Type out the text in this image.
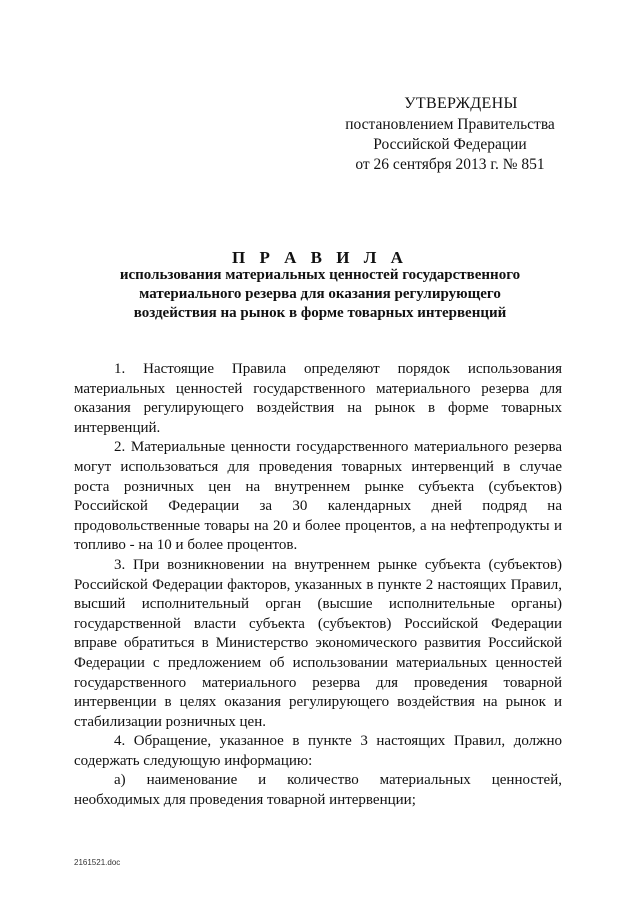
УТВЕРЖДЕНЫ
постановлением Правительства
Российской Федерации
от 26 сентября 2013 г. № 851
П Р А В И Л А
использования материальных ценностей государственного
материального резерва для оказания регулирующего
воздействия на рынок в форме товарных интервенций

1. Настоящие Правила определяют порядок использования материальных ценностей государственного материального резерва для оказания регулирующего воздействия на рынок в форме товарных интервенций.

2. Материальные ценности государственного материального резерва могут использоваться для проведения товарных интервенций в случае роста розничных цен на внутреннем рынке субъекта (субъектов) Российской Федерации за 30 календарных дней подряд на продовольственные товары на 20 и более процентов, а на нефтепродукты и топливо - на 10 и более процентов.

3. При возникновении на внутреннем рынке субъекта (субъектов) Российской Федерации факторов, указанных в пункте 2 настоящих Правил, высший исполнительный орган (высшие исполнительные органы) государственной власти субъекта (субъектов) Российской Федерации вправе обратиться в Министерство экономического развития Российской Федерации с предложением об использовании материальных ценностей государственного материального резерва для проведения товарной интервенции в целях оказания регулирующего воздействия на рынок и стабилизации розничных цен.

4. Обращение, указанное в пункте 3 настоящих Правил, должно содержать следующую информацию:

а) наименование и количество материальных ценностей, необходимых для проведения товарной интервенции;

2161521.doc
* * * *
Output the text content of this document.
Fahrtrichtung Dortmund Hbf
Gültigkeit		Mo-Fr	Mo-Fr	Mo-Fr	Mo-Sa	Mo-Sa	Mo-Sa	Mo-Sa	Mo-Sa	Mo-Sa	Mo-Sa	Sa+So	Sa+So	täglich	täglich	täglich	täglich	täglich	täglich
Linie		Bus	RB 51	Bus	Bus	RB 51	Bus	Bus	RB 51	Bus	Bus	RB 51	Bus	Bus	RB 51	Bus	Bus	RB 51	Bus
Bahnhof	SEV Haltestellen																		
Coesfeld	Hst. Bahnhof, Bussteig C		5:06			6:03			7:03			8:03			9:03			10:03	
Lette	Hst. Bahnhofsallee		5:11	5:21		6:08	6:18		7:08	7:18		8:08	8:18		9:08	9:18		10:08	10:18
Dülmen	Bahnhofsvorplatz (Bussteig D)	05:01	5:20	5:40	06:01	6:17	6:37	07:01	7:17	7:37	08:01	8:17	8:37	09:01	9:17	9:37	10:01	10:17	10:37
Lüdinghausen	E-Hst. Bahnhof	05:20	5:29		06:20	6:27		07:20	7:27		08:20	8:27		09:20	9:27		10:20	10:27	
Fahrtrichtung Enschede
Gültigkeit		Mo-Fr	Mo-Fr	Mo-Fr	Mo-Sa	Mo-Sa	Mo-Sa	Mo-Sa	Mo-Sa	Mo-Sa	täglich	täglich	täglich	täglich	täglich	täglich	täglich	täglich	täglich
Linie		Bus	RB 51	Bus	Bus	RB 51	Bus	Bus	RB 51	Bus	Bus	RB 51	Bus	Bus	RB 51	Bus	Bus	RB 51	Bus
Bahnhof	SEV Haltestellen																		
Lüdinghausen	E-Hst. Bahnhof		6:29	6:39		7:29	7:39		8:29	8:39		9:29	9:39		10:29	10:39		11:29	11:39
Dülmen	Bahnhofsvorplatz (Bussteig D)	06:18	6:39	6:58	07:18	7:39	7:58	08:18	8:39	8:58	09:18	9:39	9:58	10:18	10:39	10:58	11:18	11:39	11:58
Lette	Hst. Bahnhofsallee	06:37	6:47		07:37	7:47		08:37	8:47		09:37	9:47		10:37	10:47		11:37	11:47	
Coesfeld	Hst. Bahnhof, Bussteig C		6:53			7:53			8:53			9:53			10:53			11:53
* * * *
Exercise description => Across the entries, how many lines hold the word "this"? Say only the number.

The answer => 2